* [GOAL OF THE EXERCISE]
Print all of the lines exactly. Any picture among them stays out.

Start of DATASET EXCERPTS

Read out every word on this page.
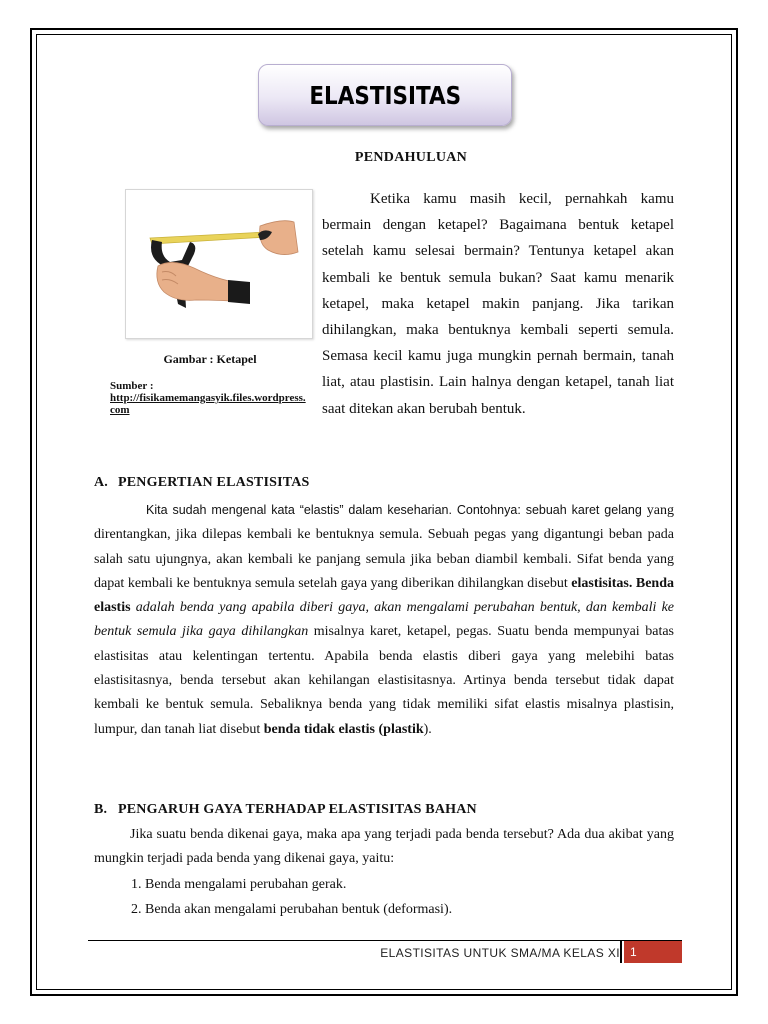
ELASTISITAS
PENDAHULUAN
Gambar : Ketapel
Sumber :
http://fisikamemangasyik.files.wordpress.com

Ketika kamu masih kecil, pernahkah kamu bermain dengan ketapel? Bagaimana bentuk ketapel setelah kamu selesai bermain? Tentunya ketapel akan kembali ke bentuk semula bukan? Saat kamu menarik ketapel, maka ketapel makin panjang. Jika tarikan dihilangkan, maka bentuknya kembali seperti semula. Semasa kecil kamu juga mungkin pernah bermain, tanah liat, atau plastisin. Lain halnya dengan ketapel, tanah liat saat ditekan akan berubah bentuk.

A. PENGERTIAN ELASTISITAS

Kita sudah mengenal kata “elastis” dalam keseharian. Contohnya: sebuah karet gelang yang direntangkan, jika dilepas kembali ke bentuknya semula. Sebuah pegas yang digantungi beban pada salah satu ujungnya, akan kembali ke panjang semula jika beban diambil kembali. Sifat benda yang dapat kembali ke bentuknya semula setelah gaya yang diberikan dihilangkan disebut elastisitas. Benda elastis adalah benda yang apabila diberi gaya, akan mengalami perubahan bentuk, dan kembali ke bentuk semula jika gaya dihilangkan misalnya karet, ketapel, pegas. Suatu benda mempunyai batas elastisitas atau kelentingan tertentu. Apabila benda elastis diberi gaya yang melebihi batas elastisitasnya, benda tersebut akan kehilangan elastisitasnya. Artinya benda tersebut tidak dapat kembali ke bentuk semula. Sebaliknya benda yang tidak memiliki sifat elastis misalnya plastisin, lumpur, dan tanah liat disebut benda tidak elastis (plastik).

B. PENGARUH GAYA TERHADAP ELASTISITAS BAHAN

Jika suatu benda dikenai gaya, maka apa yang terjadi pada benda tersebut? Ada dua akibat yang mungkin terjadi pada benda yang dikenai gaya, yaitu:

1. Benda mengalami perubahan gerak.
2. Benda akan mengalami perubahan bentuk (deformasi).
ELASTISITAS UNTUK SMA/MA KELAS XI 1
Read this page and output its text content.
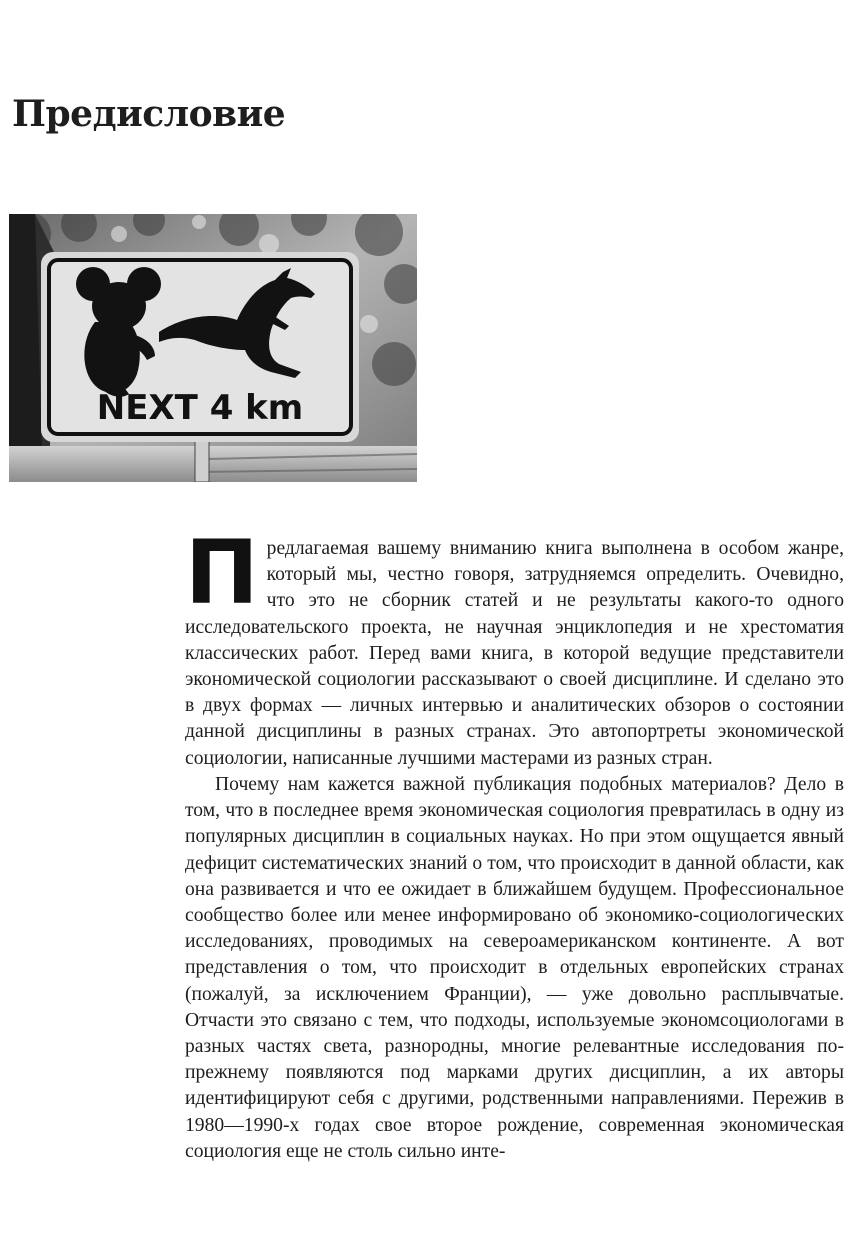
Предисловие
NEXT 4 km

Предлагаемая вашему вниманию книга выполнена в особом жанре, который мы, честно говоря, затрудняемся определить. Очевидно, что это не сборник статей и не результаты какого-то одного исследовательского проекта, не научная энциклопедия и не хрестоматия классических работ. Перед вами книга, в которой ведущие представители экономической социологии рассказывают о своей дисциплине. И сделано это в двух формах — личных интервью и аналитических обзоров о состоянии данной дисциплины в разных странах. Это автопортреты экономической социологии, написанные лучшими мастерами из разных стран.

Почему нам кажется важной публикация подобных материалов? Дело в том, что в последнее время экономическая социология превратилась в одну из популярных дисциплин в социальных науках. Но при этом ощущается явный дефицит систематических знаний о том, что происходит в данной области, как она развивается и что ее ожидает в ближайшем будущем. Профессиональное сообщество более или менее информировано об экономико-социологических исследованиях, проводимых на североамериканском континенте. А вот представления о том, что происходит в отдельных европейских странах (пожалуй, за исключением Франции), — уже довольно расплывчатые. Отчасти это связано с тем, что подходы, используемые экономсоциологами в разных частях света, разнородны, многие релевантные исследования по-прежнему появляются под марками других дисциплин, а их авторы идентифицируют себя с другими, родственными направлениями. Пережив в 1980—1990-х годах свое второе рождение, современная экономическая социология еще не столь сильно инте-
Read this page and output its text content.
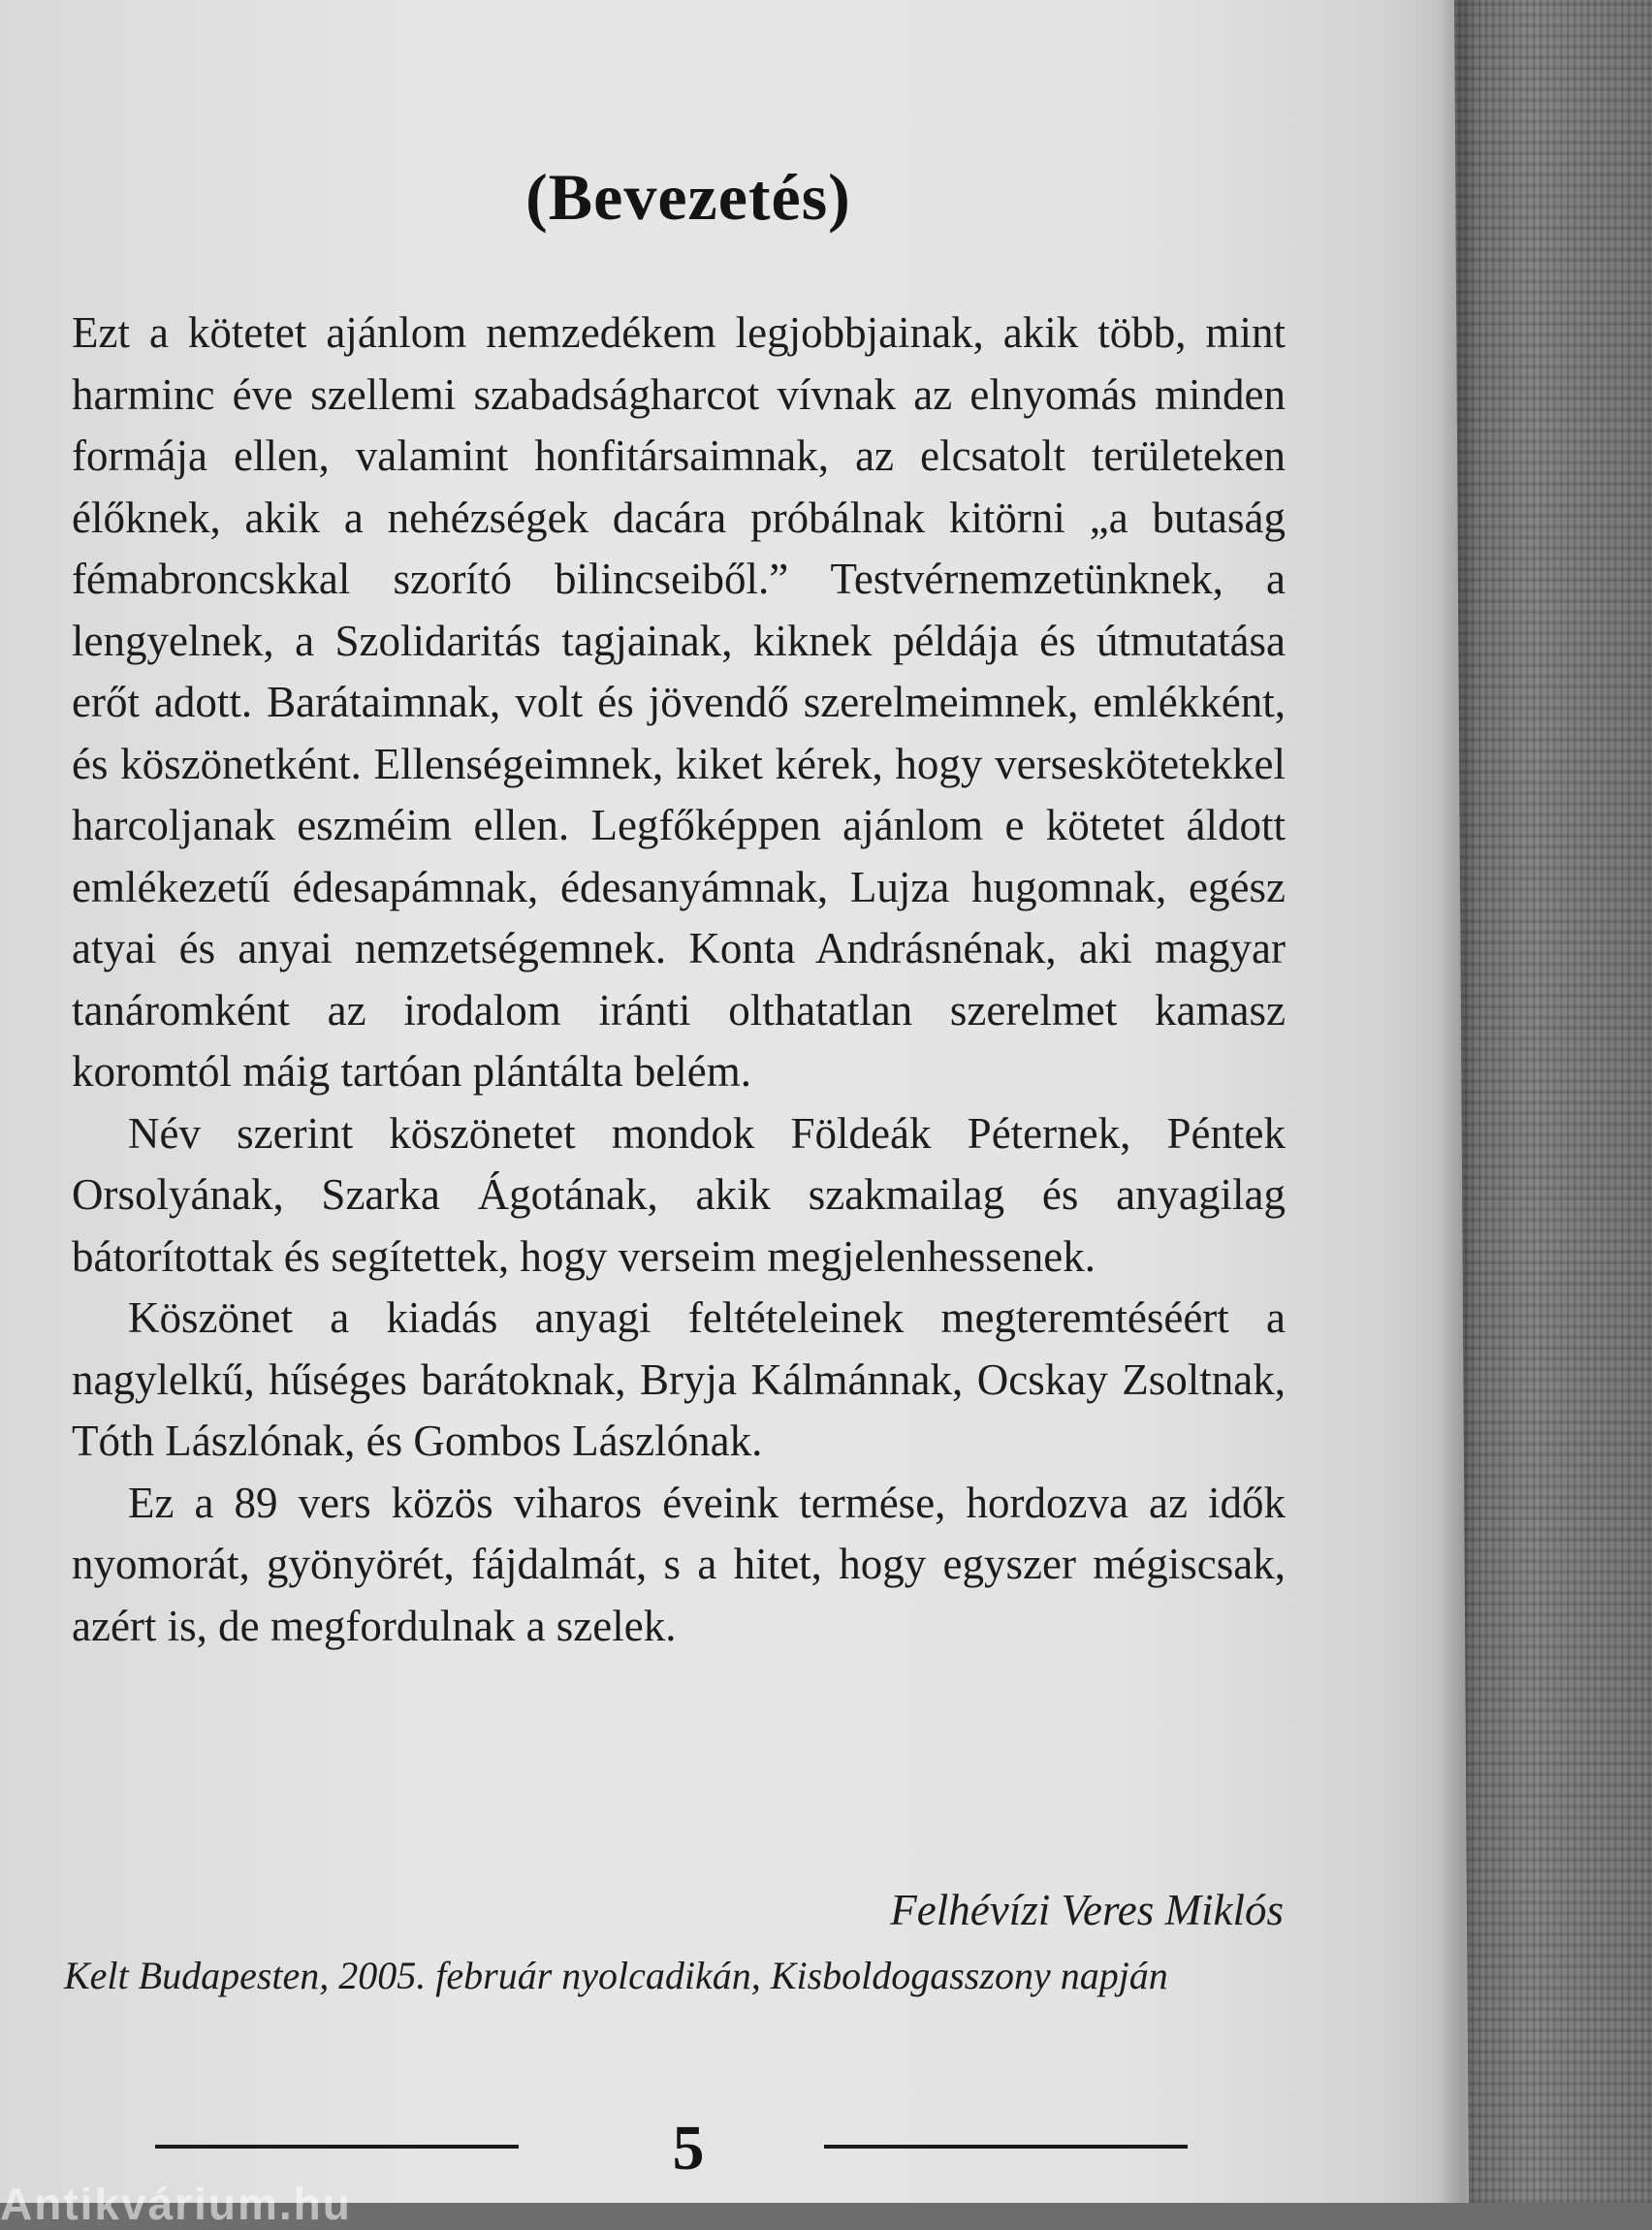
(Bevezetés)

Ezt a kötetet ajánlom nemzedékem legjobbjainak, akik több, mint harminc éve szellemi szabadságharcot vívnak az elnyomás minden formája ellen, valamint honfitársaimnak, az elcsatolt területeken élőknek, akik a nehézségek dacára próbálnak kitörni „a butaság fémabroncskkal szorító bilincseiből.” Testvérnemzetünknek, a lengyelnek, a Szolidaritás tagjainak, kiknek példája és útmutatása erőt adott. Barátaimnak, volt és jövendő szerelmeimnek, emlékként, és köszönetként. Ellenségeimnek, kiket kérek, hogy verseskötetekkel harcoljanak eszméim ellen. Legfőképpen ajánlom e kötetet áldott emlékezetű édesapámnak, édesanyámnak, Lujza hugomnak, egész atyai és anyai nemzetségemnek. Konta Andrásnénak, aki magyar tanáromként az irodalom iránti olthatatlan szerelmet kamasz koromtól máig tartóan plántálta belém.

Név szerint köszönetet mondok Földeák Péternek, Péntek Orsolyának, Szarka Ágotának, akik szakmailag és anyagilag bátorítottak és segítettek, hogy verseim megjelenhessenek.

Köszönet a kiadás anyagi feltételeinek megteremtéséért a nagylelkű, hűséges barátoknak, Bryja Kálmánnak, Ocskay Zsoltnak, Tóth Lászlónak, és Gombos Lászlónak.

Ez a 89 vers közös viharos éveink termése, hordozva az idők nyomorát, gyönyörét, fájdalmát, s a hitet, hogy egyszer mégiscsak, azért is, de megfordulnak a szelek.

Felhévízi Veres Miklós
Kelt Budapesten, 2005. február nyolcadikán, Kisboldogasszony napján
5
Antikvárium.hu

End of DATASET EXCERPTS

* [RIGHT ANSWER]
Read out every word on this page.
ELASTISITAS
PENDAHULUAN
Gambar : Ketapel
Sumber :
http://fisikamemangasyik.files.wordpress.com

Ketika kamu masih kecil, pernahkah kamu bermain dengan ketapel? Bagaimana bentuk ketapel setelah kamu selesai bermain? Tentunya ketapel akan kembali ke bentuk semula bukan? Saat kamu menarik ketapel, maka ketapel makin panjang. Jika tarikan dihilangkan, maka bentuknya kembali seperti semula. Semasa kecil kamu juga mungkin pernah bermain, tanah liat, atau plastisin. Lain halnya dengan ketapel, tanah liat saat ditekan akan berubah bentuk.

A. PENGERTIAN ELASTISITAS

Kita sudah mengenal kata “elastis” dalam keseharian. Contohnya: sebuah karet gelang yang direntangkan, jika dilepas kembali ke bentuknya semula. Sebuah pegas yang digantungi beban pada salah satu ujungnya, akan kembali ke panjang semula jika beban diambil kembali. Sifat benda yang dapat kembali ke bentuknya semula setelah gaya yang diberikan dihilangkan disebut elastisitas. Benda elastis adalah benda yang apabila diberi gaya, akan mengalami perubahan bentuk, dan kembali ke bentuk semula jika gaya dihilangkan misalnya karet, ketapel, pegas. Suatu benda mempunyai batas elastisitas atau kelentingan tertentu. Apabila benda elastis diberi gaya yang melebihi batas elastisitasnya, benda tersebut akan kehilangan elastisitasnya. Artinya benda tersebut tidak dapat kembali ke bentuk semula. Sebaliknya benda yang tidak memiliki sifat elastis misalnya plastisin, lumpur, dan tanah liat disebut benda tidak elastis (plastik).

B. PENGARUH GAYA TERHADAP ELASTISITAS BAHAN

Jika suatu benda dikenai gaya, maka apa yang terjadi pada benda tersebut? Ada dua akibat yang mungkin terjadi pada benda yang dikenai gaya, yaitu:

1. Benda mengalami perubahan gerak.
2. Benda akan mengalami perubahan bentuk (deformasi).
ELASTISITAS UNTUK SMA/MA KELAS XI 1
Read this page and output its text content.
Предисловие
NEXT 4 km

Предлагаемая вашему вниманию книга выполнена в особом жанре, который мы, честно говоря, затрудняемся определить. Очевидно, что это не сборник статей и не результаты какого-то одного исследовательского проекта, не научная энциклопедия и не хрестоматия классических работ. Перед вами книга, в которой ведущие представители экономической социологии рассказывают о своей дисциплине. И сделано это в двух формах — личных интервью и аналитических обзоров о состоянии данной дисциплины в разных странах. Это автопортреты экономической социологии, написанные лучшими мастерами из разных стран.

Почему нам кажется важной публикация подобных материалов? Дело в том, что в последнее время экономическая социология превратилась в одну из популярных дисциплин в социальных науках. Но при этом ощущается явный дефицит систематических знаний о том, что происходит в данной области, как она развивается и что ее ожидает в ближайшем будущем. Профессиональное сообщество более или менее информировано об экономико-социологических исследованиях, проводимых на североамериканском континенте. А вот представления о том, что происходит в отдельных европейских странах (пожалуй, за исключением Франции), — уже довольно расплывчатые. Отчасти это связано с тем, что подходы, используемые экономсоциологами в разных частях света, разнородны, многие релевантные исследования по-прежнему появляются под марками других дисциплин, а их авторы идентифицируют себя с другими, родственными направлениями. Пережив в 1980—1990-х годах свое второе рождение, современная экономическая социология еще не столь сильно инте-
Read this page and output its text content.
(Bevezetés)

Ezt a kötetet ajánlom nemzedékem legjobbjainak, akik több, mint harminc éve szellemi szabadságharcot vívnak az elnyomás minden formája ellen, valamint honfitársaimnak, az elcsatolt területeken élőknek, akik a nehézségek dacára próbálnak kitörni „a butaság fémabroncskkal szorító bilincseiből.” Testvérnemzetünknek, a lengyelnek, a Szolidaritás tagjainak, kiknek példája és útmutatása erőt adott. Barátaimnak, volt és jövendő szerelmeimnek, emlékként, és köszönetként. Ellenségeimnek, kiket kérek, hogy verseskötetekkel harcoljanak eszméim ellen. Legfőképpen ajánlom e kötetet áldott emlékezetű édesapámnak, édesanyámnak, Lujza hugomnak, egész atyai és anyai nemzetségemnek. Konta Andrásnénak, aki magyar tanáromként az irodalom iránti olthatatlan szerelmet kamasz koromtól máig tartóan plántálta belém.

Név szerint köszönetet mondok Földeák Péternek, Péntek Orsolyának, Szarka Ágotának, akik szakmailag és anyagilag bátorítottak és segítettek, hogy verseim megjelenhessenek.

Köszönet a kiadás anyagi feltételeinek megteremtéséért a nagylelkű, hűséges barátoknak, Bryja Kálmánnak, Ocskay Zsoltnak, Tóth Lászlónak, és Gombos Lászlónak.

Ez a 89 vers közös viharos éveink termése, hordozva az idők nyomorát, gyönyörét, fájdalmát, s a hitet, hogy egyszer mégiscsak, azért is, de megfordulnak a szelek.

Felhévízi Veres Miklós
Kelt Budapesten, 2005. február nyolcadikán, Kisboldogasszony napján
5
Antikvárium.hu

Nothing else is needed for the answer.